## Begin INPUT FOR THIS TASK

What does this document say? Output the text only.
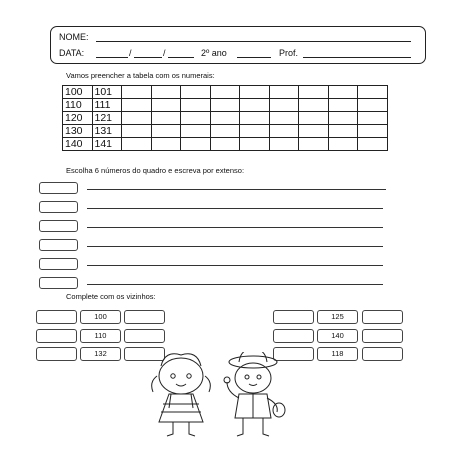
NOME:
DATA:	/	/	2º ano	Prof.
Vamos preencher a tabela com os numerais:
100	101									
110	111									
120	121									
130	131									
140	141									
Escolha 6 números do quadro e escreva por extenso:
Complete com os vizinhos:
100
110
132
125
140
118
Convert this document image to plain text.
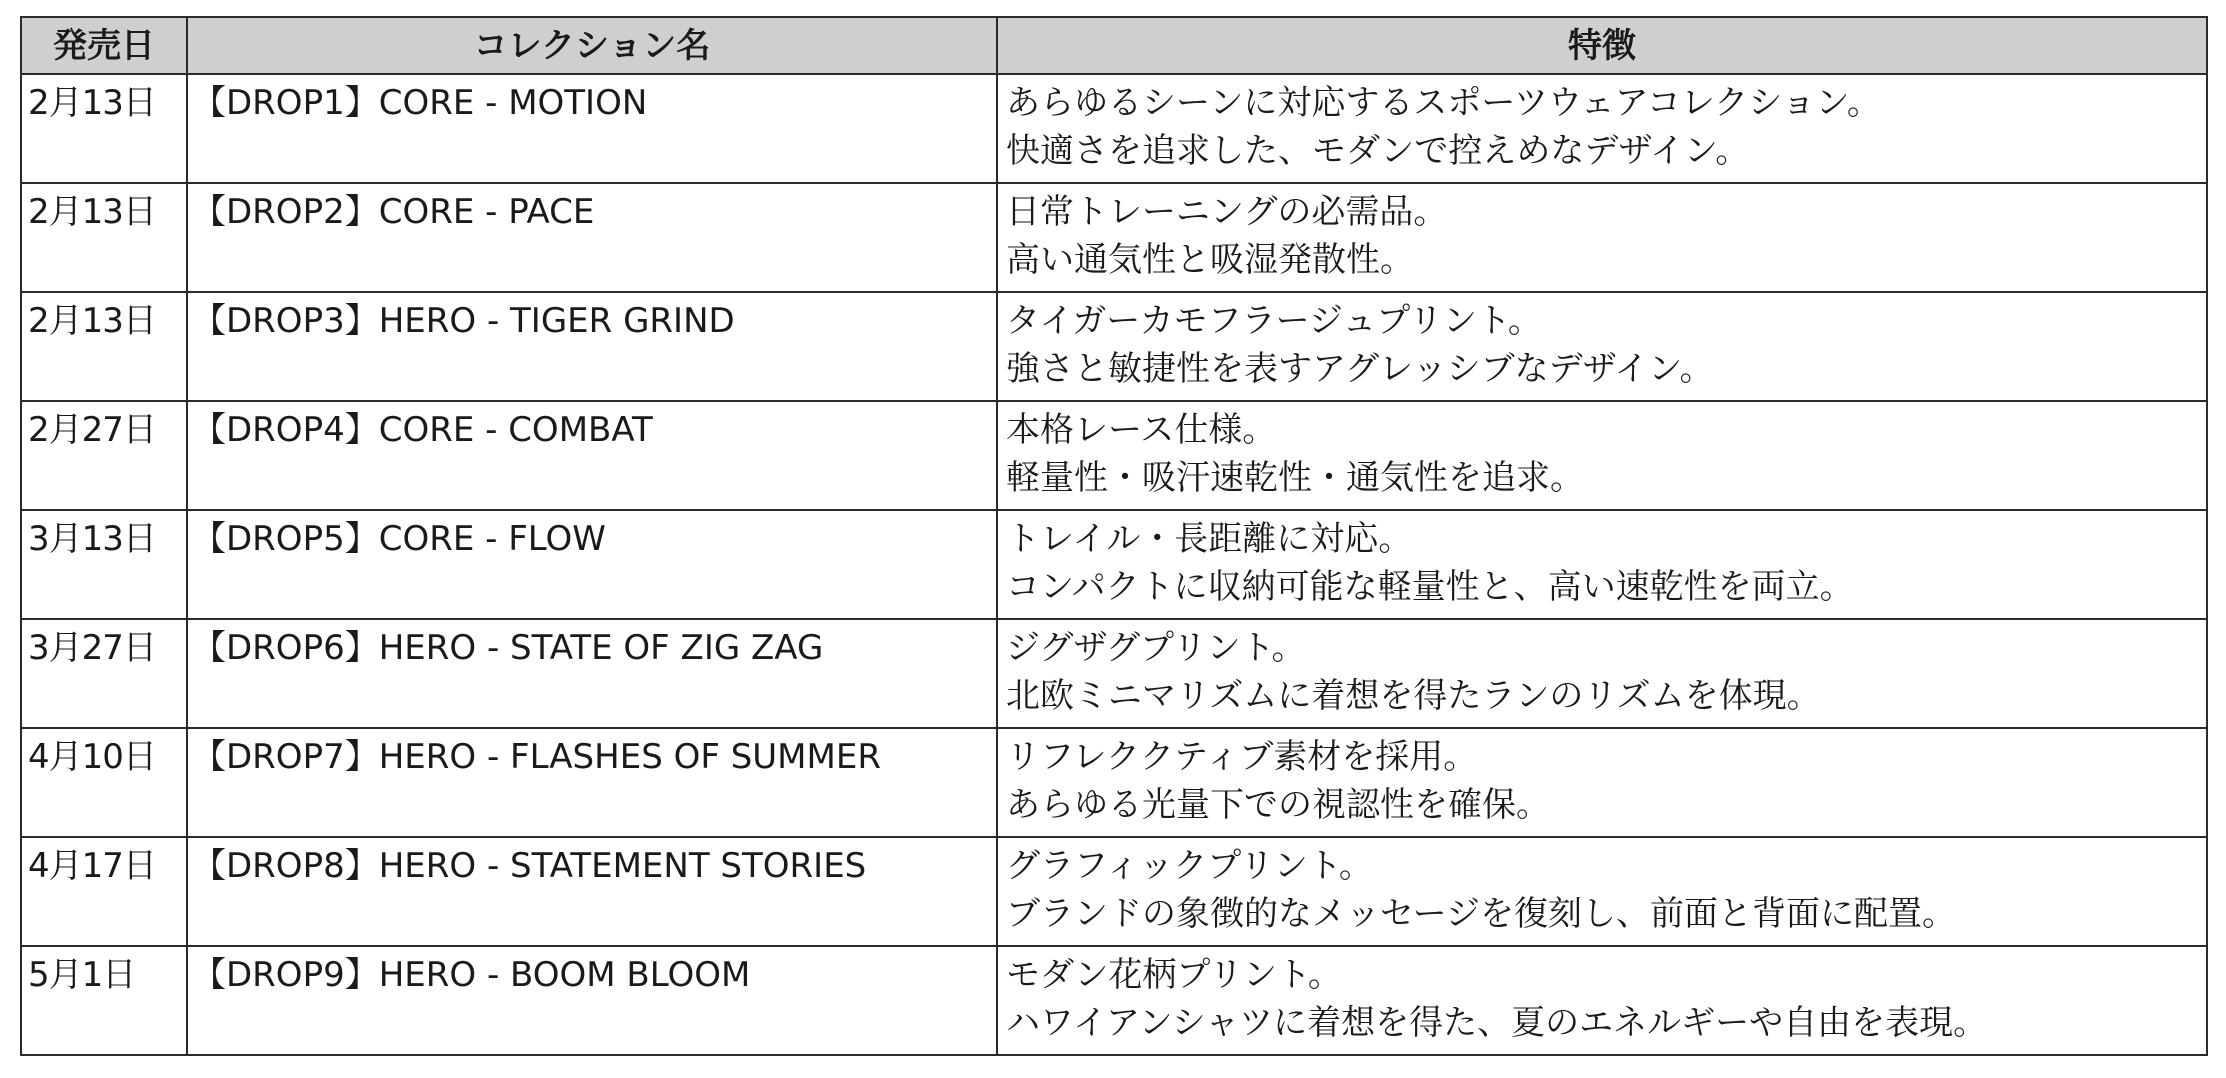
発売日	コレクション名	特徴
2月13日	【DROP1】CORE - MOTION	あらゆるシーンに対応するスポーツウェアコレクション。
快適さを追求した、モダンで控えめなデザイン。

2月13日	【DROP2】CORE - PACE	日常トレーニングの必需品。
高い通気性と吸湿発散性。

2月13日	【DROP3】HERO - TIGER GRIND	タイガーカモフラージュプリント。
強さと敏捷性を表すアグレッシブなデザイン。

2月27日	【DROP4】CORE - COMBAT	本格レース仕様。
軽量性・吸汗速乾性・通気性を追求。

3月13日	【DROP5】CORE - FLOW	トレイル・長距離に対応。
コンパクトに収納可能な軽量性と、高い速乾性を両立。

3月27日	【DROP6】HERO - STATE OF ZIG ZAG	ジグザグプリント。
北欧ミニマリズムに着想を得たランのリズムを体現。

4月10日	【DROP7】HERO - FLASHES OF SUMMER	リフレククティブ素材を採用。
あらゆる光量下での視認性を確保。

4月17日	【DROP8】HERO - STATEMENT STORIES	グラフィックプリント。
ブランドの象徴的なメッセージを復刻し、前面と背面に配置。

5月1日	【DROP9】HERO - BOOM BLOOM	モダン花柄プリント。
ハワイアンシャツに着想を得た、夏のエネルギーや自由を表現。
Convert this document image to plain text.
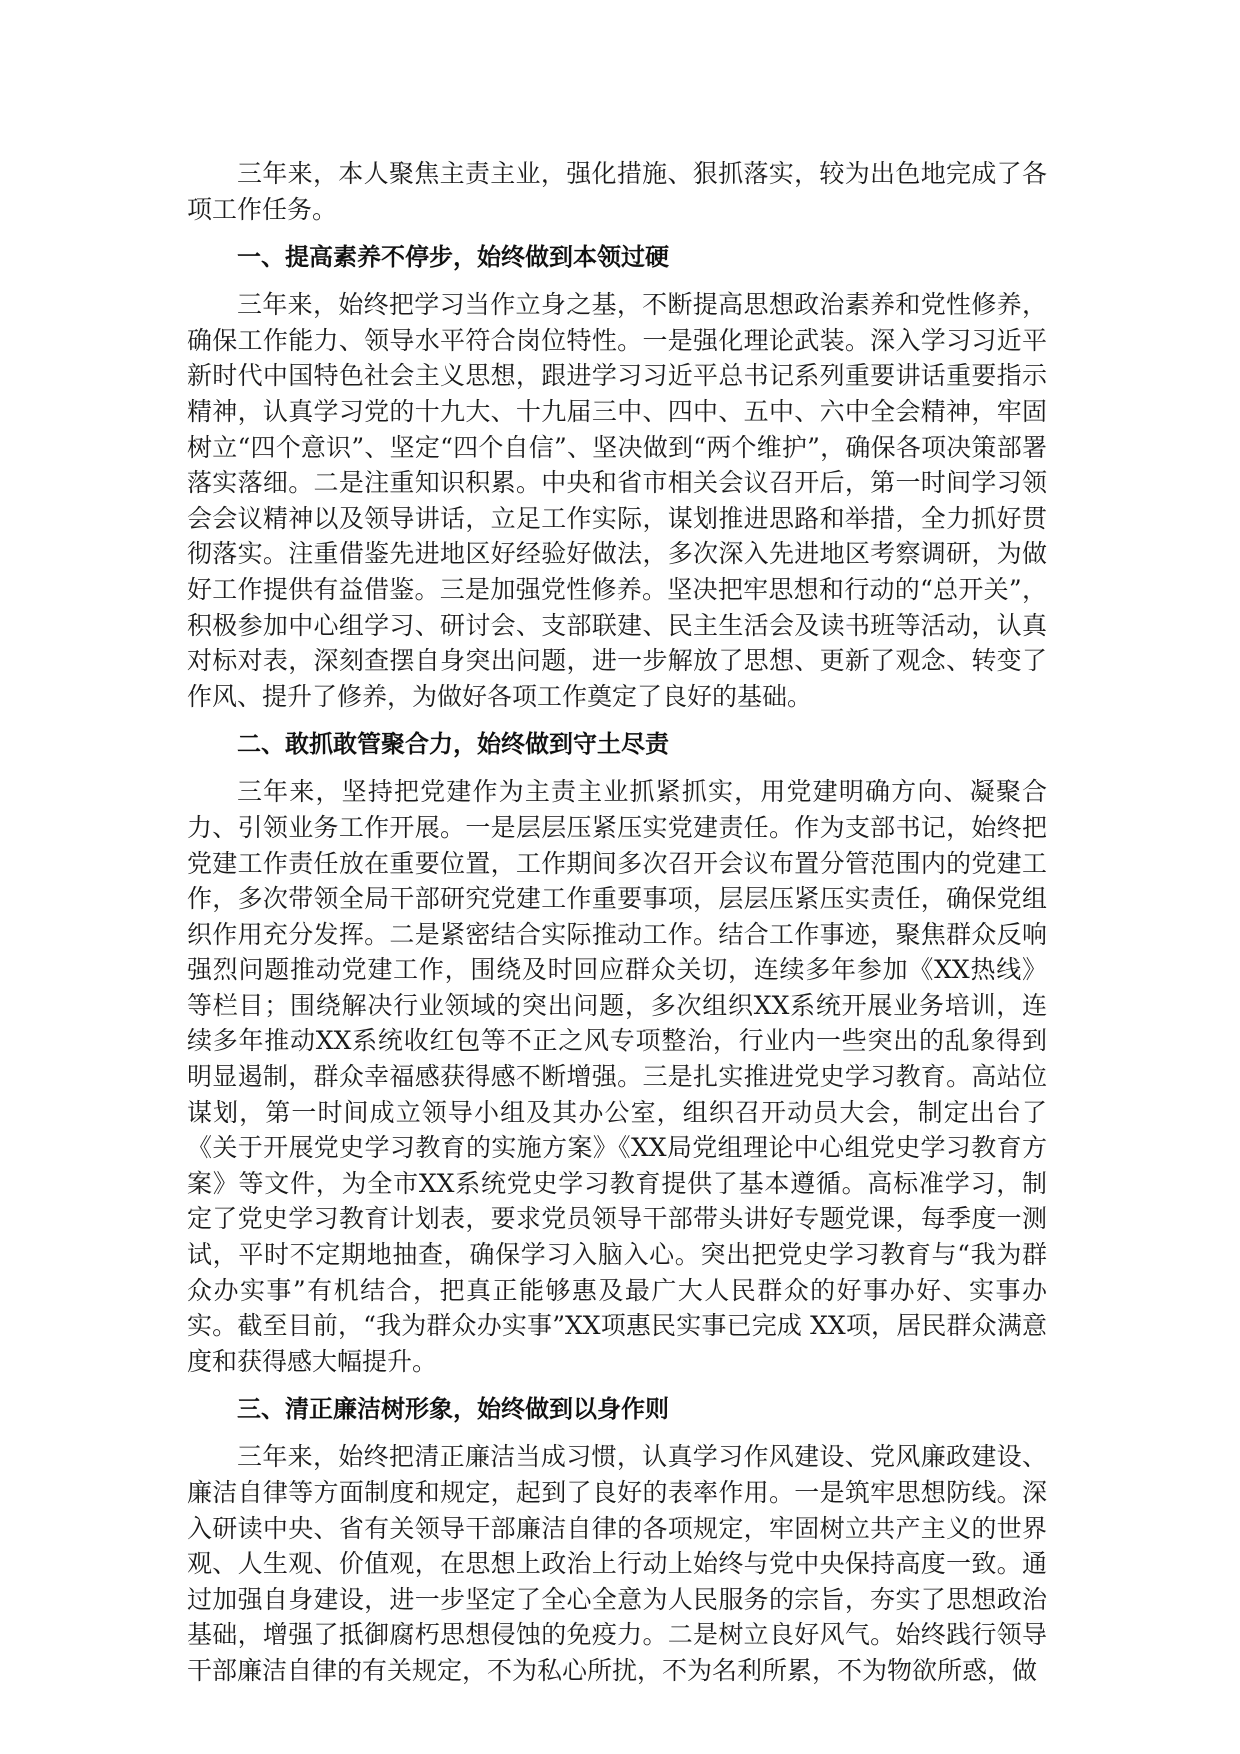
三年来，本人聚焦主责主业，强化措施、狠抓落实，较为出色地完成了各项工作任务。

一、提高素养不停步，始终做到本领过硬

三年来，始终把学习当作立身之基，不断提高思想政治素养和党性修养，确保工作能力、领导水平符合岗位特性。一是强化理论武装。深入学习习近平新时代中国特色社会主义思想，跟进学习习近平总书记系列重要讲话重要指示精神，认真学习党的十九大、十九届三中、四中、五中、六中全会精神，牢固树立“四个意识”、坚定“四个自信”、坚决做到“两个维护”，确保各项决策部署落实落细。二是注重知识积累。中央和省市相关会议召开后，第一时间学习领会会议精神以及领导讲话，立足工作实际，谋划推进思路和举措，全力抓好贯彻落实。注重借鉴先进地区好经验好做法，多次深入先进地区考察调研，为做好工作提供有益借鉴。三是加强党性修养。坚决把牢思想和行动的“总开关”，积极参加中心组学习、研讨会、支部联建、民主生活会及读书班等活动，认真对标对表，深刻查摆自身突出问题，进一步解放了思想、更新了观念、转变了作风、提升了修养，为做好各项工作奠定了良好的基础。

二、敢抓敢管聚合力，始终做到守土尽责

三年来，坚持把党建作为主责主业抓紧抓实，用党建明确方向、凝聚合力、引领业务工作开展。一是层层压紧压实党建责任。作为支部书记，始终把党建工作责任放在重要位置，工作期间多次召开会议布置分管范围内的党建工作，多次带领全局干部研究党建工作重要事项，层层压紧压实责任，确保党组织作用充分发挥。二是紧密结合实际推动工作。结合工作事迹，聚焦群众反响强烈问题推动党建工作，围绕及时回应群众关切，连续多年参加《XX热线》等栏目；围绕解决行业领域的突出问题，多次组织XX系统开展业务培训，连续多年推动XX系统收红包等不正之风专项整治，行业内一些突出的乱象得到明显遏制，群众幸福感获得感不断增强。三是扎实推进党史学习教育。高站位谋划，第一时间成立领导小组及其办公室，组织召开动员大会，制定出台了《关于开展党史学习教育的实施方案》《XX局党组理论中心组党史学习教育方案》等文件，为全市XX系统党史学习教育提供了基本遵循。高标准学习，制定了党史学习教育计划表，要求党员领导干部带头讲好专题党课，每季度一测试，平时不定期地抽查，确保学习入脑入心。突出把党史学习教育与“我为群众办实事”有机结合，把真正能够惠及最广大人民群众的好事办好、实事办实。截至目前，“我为群众办实事”XX项惠民实事已完成 XX项，居民群众满意度和获得感大幅提升。

三、清正廉洁树形象，始终做到以身作则

三年来，始终把清正廉洁当成习惯，认真学习作风建设、党风廉政建设、廉洁自律等方面制度和规定，起到了良好的表率作用。一是筑牢思想防线。深入研读中央、省有关领导干部廉洁自律的各项规定，牢固树立共产主义的世界观、人生观、价值观，在思想上政治上行动上始终与党中央保持高度一致。通过加强自身建设，进一步坚定了全心全意为人民服务的宗旨，夯实了思想政治基础，增强了抵御腐朽思想侵蚀的免疫力。二是树立良好风气。始终践行领导干部廉洁自律的有关规定，不为私心所扰，不为名利所累，不为物欲所惑，做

## End INPUT FOR THIS TASK

Repeat the listing above exactly, with no pictures.

WRITTEN ANSWER
What does this document say? Output the text only.
NOME:
DATA:	/	/	2º ano	Prof.
Vamos preencher a tabela com os numerais:
100	101									
110	111									
120	121									
130	131									
140	141									
Escolha 6 números do quadro e escreva por extenso:
Complete com os vizinhos:
100
110
132
125
140
118
Convert this document image to plain text.
発売日	コレクション名	特徴
2月13日	【DROP1】CORE - MOTION	あらゆるシーンに対応するスポーツウェアコレクション。
快適さを追求した、モダンで控えめなデザイン。

2月13日	【DROP2】CORE - PACE	日常トレーニングの必需品。
高い通気性と吸湿発散性。

2月13日	【DROP3】HERO - TIGER GRIND	タイガーカモフラージュプリント。
強さと敏捷性を表すアグレッシブなデザイン。

2月27日	【DROP4】CORE - COMBAT	本格レース仕様。
軽量性・吸汗速乾性・通気性を追求。

3月13日	【DROP5】CORE - FLOW	トレイル・長距離に対応。
コンパクトに収納可能な軽量性と、高い速乾性を両立。

3月27日	【DROP6】HERO - STATE OF ZIG ZAG	ジグザグプリント。
北欧ミニマリズムに着想を得たランのリズムを体現。

4月10日	【DROP7】HERO - FLASHES OF SUMMER	リフレククティブ素材を採用。
あらゆる光量下での視認性を確保。

4月17日	【DROP8】HERO - STATEMENT STORIES	グラフィックプリント。
ブランドの象徴的なメッセージを復刻し、前面と背面に配置。

5月1日	【DROP9】HERO - BOOM BLOOM	モダン花柄プリント。
ハワイアンシャツに着想を得た、夏のエネルギーや自由を表現。
Convert this document image to plain text.
三年来，本人聚焦主责主业，强化措施、狠抓落实，较为出色地完成了各项工作任务。

一、提高素养不停步，始终做到本领过硬

三年来，始终把学习当作立身之基，不断提高思想政治素养和党性修养，确保工作能力、领导水平符合岗位特性。一是强化理论武装。深入学习习近平新时代中国特色社会主义思想，跟进学习习近平总书记系列重要讲话重要指示精神，认真学习党的十九大、十九届三中、四中、五中、六中全会精神，牢固树立“四个意识”、坚定“四个自信”、坚决做到“两个维护”，确保各项决策部署落实落细。二是注重知识积累。中央和省市相关会议召开后，第一时间学习领会会议精神以及领导讲话，立足工作实际，谋划推进思路和举措，全力抓好贯彻落实。注重借鉴先进地区好经验好做法，多次深入先进地区考察调研，为做好工作提供有益借鉴。三是加强党性修养。坚决把牢思想和行动的“总开关”，积极参加中心组学习、研讨会、支部联建、民主生活会及读书班等活动，认真对标对表，深刻查摆自身突出问题，进一步解放了思想、更新了观念、转变了作风、提升了修养，为做好各项工作奠定了良好的基础。

二、敢抓敢管聚合力，始终做到守土尽责

三年来，坚持把党建作为主责主业抓紧抓实，用党建明确方向、凝聚合力、引领业务工作开展。一是层层压紧压实党建责任。作为支部书记，始终把党建工作责任放在重要位置，工作期间多次召开会议布置分管范围内的党建工作，多次带领全局干部研究党建工作重要事项，层层压紧压实责任，确保党组织作用充分发挥。二是紧密结合实际推动工作。结合工作事迹，聚焦群众反响强烈问题推动党建工作，围绕及时回应群众关切，连续多年参加《XX热线》等栏目；围绕解决行业领域的突出问题，多次组织XX系统开展业务培训，连续多年推动XX系统收红包等不正之风专项整治，行业内一些突出的乱象得到明显遏制，群众幸福感获得感不断增强。三是扎实推进党史学习教育。高站位谋划，第一时间成立领导小组及其办公室，组织召开动员大会，制定出台了《关于开展党史学习教育的实施方案》《XX局党组理论中心组党史学习教育方案》等文件，为全市XX系统党史学习教育提供了基本遵循。高标准学习，制定了党史学习教育计划表，要求党员领导干部带头讲好专题党课，每季度一测试，平时不定期地抽查，确保学习入脑入心。突出把党史学习教育与“我为群众办实事”有机结合，把真正能够惠及最广大人民群众的好事办好、实事办实。截至目前，“我为群众办实事”XX项惠民实事已完成 XX项，居民群众满意度和获得感大幅提升。

三、清正廉洁树形象，始终做到以身作则

三年来，始终把清正廉洁当成习惯，认真学习作风建设、党风廉政建设、廉洁自律等方面制度和规定，起到了良好的表率作用。一是筑牢思想防线。深入研读中央、省有关领导干部廉洁自律的各项规定，牢固树立共产主义的世界观、人生观、价值观，在思想上政治上行动上始终与党中央保持高度一致。通过加强自身建设，进一步坚定了全心全意为人民服务的宗旨，夯实了思想政治基础，增强了抵御腐朽思想侵蚀的免疫力。二是树立良好风气。始终践行领导干部廉洁自律的有关规定，不为私心所扰，不为名利所累，不为物欲所惑，做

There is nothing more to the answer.